■ **STATED EXERCISE**:
Look through the material below. Copy each line that contains the string "from".

■ **SOURCE MATERIAL**:

+ + + +

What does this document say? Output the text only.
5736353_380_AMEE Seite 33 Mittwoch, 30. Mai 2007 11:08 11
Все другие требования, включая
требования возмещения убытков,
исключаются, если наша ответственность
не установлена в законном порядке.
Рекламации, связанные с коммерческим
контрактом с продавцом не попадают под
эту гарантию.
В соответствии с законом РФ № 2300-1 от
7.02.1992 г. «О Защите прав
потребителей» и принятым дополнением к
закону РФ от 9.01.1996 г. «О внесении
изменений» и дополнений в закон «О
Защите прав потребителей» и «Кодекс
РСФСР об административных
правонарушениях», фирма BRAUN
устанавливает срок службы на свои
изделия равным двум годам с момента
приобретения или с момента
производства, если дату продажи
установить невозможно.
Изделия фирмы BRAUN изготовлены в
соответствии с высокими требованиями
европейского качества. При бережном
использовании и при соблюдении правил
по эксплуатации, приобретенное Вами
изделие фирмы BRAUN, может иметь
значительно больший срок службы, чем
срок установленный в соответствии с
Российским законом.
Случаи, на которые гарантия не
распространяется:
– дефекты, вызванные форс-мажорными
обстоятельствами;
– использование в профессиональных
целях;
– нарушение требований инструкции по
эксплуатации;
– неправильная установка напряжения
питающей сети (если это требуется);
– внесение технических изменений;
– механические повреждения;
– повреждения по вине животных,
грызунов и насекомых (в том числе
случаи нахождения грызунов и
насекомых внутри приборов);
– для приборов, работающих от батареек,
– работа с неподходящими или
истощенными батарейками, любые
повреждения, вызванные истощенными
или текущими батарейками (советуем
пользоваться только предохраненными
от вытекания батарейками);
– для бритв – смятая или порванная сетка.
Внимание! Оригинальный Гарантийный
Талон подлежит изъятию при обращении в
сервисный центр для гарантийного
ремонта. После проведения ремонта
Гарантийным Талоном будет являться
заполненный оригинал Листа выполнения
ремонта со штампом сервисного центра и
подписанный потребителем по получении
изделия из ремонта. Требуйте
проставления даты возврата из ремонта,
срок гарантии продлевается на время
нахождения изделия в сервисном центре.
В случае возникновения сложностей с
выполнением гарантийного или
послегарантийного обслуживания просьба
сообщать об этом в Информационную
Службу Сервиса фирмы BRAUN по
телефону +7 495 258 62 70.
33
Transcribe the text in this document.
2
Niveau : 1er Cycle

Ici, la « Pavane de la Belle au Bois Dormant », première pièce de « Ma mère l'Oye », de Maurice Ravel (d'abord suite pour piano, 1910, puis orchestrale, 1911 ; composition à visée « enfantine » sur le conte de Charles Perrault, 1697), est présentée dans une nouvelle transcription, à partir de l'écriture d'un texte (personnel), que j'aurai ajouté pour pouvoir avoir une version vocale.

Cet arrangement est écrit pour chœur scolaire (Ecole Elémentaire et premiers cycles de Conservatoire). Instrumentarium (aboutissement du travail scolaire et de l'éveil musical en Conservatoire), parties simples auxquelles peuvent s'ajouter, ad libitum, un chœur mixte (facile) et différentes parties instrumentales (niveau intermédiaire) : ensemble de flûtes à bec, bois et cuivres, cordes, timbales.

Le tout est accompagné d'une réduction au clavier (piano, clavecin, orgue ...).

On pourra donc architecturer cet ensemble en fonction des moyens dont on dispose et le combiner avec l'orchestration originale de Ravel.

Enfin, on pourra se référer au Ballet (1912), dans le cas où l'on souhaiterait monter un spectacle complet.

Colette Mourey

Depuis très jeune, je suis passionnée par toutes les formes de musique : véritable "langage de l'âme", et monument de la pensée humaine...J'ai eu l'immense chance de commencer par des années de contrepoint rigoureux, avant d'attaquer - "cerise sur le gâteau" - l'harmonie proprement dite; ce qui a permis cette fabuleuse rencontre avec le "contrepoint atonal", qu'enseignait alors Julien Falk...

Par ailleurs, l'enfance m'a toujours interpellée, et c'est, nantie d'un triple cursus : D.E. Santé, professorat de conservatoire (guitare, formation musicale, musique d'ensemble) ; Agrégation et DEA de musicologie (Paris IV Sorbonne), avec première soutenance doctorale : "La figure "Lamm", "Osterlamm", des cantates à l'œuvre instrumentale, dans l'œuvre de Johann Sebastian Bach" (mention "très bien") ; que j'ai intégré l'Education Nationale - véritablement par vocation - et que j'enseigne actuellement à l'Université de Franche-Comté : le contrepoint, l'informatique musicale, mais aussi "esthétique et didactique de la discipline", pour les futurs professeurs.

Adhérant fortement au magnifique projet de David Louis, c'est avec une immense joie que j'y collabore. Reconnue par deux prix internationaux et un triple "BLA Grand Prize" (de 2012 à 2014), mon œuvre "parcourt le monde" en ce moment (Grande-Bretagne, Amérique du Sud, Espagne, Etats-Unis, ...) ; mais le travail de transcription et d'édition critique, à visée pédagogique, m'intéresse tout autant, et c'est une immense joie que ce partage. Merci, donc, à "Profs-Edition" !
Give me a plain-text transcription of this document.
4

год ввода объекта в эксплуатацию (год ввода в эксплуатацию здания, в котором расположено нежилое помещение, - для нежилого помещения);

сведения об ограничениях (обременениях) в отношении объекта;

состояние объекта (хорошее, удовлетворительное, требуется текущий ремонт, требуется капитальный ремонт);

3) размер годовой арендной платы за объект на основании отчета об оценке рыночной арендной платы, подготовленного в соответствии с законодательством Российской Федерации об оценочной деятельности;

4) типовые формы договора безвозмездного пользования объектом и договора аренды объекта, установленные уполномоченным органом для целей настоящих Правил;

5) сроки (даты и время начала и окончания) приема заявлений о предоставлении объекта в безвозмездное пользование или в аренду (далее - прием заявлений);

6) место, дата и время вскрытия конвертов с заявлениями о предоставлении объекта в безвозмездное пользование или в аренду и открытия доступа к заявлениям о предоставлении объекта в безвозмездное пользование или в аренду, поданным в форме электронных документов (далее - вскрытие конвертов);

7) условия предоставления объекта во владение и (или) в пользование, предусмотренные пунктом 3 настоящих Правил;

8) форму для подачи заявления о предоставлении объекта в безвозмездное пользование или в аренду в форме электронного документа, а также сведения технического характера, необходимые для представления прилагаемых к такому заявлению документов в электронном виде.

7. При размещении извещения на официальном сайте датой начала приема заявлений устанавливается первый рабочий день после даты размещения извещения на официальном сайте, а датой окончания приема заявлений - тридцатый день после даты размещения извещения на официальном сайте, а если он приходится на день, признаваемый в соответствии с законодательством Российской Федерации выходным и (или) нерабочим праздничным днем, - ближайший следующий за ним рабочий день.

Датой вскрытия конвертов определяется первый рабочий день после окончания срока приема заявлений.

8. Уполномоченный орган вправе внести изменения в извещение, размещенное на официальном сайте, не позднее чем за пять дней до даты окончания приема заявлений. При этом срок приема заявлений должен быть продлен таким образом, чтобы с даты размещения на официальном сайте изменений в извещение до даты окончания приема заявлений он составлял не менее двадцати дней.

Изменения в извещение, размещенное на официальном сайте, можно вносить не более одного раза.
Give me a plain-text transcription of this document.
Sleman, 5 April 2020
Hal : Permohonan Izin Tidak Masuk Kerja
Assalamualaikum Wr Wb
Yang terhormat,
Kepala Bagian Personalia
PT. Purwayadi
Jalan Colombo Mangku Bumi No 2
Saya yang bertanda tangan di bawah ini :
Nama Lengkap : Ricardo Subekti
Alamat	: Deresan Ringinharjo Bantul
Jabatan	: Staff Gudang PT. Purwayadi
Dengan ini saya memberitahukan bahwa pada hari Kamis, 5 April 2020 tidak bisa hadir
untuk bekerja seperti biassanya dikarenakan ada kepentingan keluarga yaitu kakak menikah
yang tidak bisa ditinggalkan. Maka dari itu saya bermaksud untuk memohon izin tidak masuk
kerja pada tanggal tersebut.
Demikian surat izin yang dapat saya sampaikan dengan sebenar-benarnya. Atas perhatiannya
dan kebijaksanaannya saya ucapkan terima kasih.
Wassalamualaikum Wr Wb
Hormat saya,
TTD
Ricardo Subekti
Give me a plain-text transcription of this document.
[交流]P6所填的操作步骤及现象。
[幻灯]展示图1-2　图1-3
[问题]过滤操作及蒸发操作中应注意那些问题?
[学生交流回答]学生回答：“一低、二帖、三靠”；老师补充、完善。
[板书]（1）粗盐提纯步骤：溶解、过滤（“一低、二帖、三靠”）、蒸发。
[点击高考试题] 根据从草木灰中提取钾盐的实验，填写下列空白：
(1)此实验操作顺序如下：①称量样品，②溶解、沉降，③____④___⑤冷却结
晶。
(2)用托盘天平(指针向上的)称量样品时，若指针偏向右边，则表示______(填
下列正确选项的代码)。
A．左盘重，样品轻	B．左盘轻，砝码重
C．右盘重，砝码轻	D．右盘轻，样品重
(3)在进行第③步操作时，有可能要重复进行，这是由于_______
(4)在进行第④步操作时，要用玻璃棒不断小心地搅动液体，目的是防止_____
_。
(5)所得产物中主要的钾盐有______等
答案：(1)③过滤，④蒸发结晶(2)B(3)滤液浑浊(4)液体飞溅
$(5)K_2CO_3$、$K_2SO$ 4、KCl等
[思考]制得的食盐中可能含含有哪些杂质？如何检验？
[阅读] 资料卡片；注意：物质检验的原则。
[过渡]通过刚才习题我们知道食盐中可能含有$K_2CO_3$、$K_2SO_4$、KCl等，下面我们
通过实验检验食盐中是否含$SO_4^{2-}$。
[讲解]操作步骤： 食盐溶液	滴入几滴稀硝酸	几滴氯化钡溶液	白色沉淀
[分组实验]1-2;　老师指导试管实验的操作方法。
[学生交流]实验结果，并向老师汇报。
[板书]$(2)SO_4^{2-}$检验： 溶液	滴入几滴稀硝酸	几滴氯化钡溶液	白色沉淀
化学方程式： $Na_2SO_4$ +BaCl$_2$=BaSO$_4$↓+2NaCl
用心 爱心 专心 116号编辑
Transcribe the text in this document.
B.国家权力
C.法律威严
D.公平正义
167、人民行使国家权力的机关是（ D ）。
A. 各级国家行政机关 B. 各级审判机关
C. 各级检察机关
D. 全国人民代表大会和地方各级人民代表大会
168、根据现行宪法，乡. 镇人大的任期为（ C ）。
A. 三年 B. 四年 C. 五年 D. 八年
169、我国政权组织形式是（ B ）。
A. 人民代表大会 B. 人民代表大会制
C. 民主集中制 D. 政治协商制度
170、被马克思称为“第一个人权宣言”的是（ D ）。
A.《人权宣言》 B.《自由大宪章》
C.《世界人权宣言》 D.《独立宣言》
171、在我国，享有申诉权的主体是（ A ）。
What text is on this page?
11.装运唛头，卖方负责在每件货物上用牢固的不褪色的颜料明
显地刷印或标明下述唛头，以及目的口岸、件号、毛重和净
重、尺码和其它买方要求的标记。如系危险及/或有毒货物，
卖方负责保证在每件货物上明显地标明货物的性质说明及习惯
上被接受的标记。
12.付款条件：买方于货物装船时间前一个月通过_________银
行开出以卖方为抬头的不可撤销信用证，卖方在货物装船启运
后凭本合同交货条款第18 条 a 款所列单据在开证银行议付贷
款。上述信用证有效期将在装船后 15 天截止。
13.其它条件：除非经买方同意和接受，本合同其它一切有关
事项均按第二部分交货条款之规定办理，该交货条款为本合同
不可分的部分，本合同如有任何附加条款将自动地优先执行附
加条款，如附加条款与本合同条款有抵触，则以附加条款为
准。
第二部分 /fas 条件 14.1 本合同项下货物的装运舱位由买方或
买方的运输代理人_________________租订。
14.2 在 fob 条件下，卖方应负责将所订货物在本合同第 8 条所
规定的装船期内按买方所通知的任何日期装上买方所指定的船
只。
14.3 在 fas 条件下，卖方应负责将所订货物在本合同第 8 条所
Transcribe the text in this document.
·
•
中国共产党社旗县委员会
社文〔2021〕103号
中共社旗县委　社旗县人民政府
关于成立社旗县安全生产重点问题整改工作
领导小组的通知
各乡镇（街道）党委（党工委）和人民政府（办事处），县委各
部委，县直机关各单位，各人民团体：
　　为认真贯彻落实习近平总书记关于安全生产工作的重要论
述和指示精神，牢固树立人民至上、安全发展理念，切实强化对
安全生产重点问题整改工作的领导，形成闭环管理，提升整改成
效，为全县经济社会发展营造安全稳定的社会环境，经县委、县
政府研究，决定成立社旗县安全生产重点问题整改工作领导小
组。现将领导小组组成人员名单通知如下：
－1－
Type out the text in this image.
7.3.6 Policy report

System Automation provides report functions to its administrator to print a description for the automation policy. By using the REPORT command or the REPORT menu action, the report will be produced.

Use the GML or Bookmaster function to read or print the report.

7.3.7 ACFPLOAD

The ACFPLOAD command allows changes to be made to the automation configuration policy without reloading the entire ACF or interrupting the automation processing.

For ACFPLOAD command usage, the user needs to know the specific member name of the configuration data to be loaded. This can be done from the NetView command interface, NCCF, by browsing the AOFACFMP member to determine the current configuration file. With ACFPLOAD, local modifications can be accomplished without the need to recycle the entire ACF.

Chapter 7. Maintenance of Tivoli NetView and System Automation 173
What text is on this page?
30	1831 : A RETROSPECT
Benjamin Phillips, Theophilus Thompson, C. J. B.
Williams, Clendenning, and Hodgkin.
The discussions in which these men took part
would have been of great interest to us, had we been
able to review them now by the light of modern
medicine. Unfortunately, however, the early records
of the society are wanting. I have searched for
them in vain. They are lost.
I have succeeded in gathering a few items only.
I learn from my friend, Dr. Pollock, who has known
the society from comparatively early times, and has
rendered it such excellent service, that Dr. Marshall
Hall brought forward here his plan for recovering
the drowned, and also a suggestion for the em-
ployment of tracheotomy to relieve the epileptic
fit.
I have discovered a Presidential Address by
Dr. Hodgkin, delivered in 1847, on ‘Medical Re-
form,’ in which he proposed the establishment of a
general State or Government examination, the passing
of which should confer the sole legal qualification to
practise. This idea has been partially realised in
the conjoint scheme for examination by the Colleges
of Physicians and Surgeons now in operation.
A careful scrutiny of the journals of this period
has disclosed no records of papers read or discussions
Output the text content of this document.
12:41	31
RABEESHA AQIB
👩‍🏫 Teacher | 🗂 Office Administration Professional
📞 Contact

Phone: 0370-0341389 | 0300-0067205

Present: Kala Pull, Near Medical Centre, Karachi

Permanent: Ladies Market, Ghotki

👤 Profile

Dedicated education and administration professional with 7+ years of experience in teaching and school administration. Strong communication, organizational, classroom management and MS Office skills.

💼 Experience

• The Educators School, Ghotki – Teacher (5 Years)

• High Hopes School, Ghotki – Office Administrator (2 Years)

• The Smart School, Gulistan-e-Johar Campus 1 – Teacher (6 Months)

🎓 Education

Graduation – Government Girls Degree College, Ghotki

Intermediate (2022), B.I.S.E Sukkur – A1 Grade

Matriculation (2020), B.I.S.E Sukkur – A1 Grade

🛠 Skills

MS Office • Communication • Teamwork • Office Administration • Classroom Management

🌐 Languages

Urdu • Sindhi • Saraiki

+ + + +

■ **SOLUTION TO THE EXERCISE**:
For ACFPLOAD command usage, the user needs to know the specific member name of the configuration data to be loaded. This can be done from the NetView command interface, NCCF, by browsing the AOFACFMP member to determine the current configuration file. With ACFPLOAD, local modifications can be accomplished without the need to recycle the entire ACF.
I learn from my friend, Dr. Pollock, who has known
the society from comparatively early times, and has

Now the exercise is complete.